• STATED EXERCISE:
Using the records provided below, locate and copy each line that contains the word "жана".

• INFORMATION SUPPLIED:
--

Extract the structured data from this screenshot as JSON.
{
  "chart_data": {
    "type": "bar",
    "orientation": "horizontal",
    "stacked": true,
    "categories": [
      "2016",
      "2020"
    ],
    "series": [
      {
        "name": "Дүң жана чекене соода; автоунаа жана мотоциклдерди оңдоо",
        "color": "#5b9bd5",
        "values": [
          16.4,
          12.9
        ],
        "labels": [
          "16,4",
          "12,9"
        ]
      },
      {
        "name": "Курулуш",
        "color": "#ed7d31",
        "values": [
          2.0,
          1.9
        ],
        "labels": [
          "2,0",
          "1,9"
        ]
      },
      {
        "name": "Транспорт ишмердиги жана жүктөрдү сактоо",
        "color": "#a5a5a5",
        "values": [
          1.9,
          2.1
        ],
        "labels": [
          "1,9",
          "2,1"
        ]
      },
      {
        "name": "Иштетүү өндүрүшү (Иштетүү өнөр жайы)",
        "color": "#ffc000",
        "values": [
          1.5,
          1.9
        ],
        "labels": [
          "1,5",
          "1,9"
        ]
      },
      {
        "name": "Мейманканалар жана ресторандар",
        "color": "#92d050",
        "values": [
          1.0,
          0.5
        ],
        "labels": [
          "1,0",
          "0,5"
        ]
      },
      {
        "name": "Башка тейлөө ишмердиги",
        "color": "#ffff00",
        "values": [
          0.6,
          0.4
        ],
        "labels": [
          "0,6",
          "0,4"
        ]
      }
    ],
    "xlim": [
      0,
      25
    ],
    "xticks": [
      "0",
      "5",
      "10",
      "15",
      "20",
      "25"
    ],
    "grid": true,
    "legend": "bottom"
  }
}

--

• ANSWER TO THE PROBLEM:
        "name": "Дүң жана чекене соода; автоунаа жана мотоциклдерди оңдоо",
        "name": "Транспорт ишмердиги жана жүктөрдү сактоо",
        "name": "Мейманканалар жана ресторандар",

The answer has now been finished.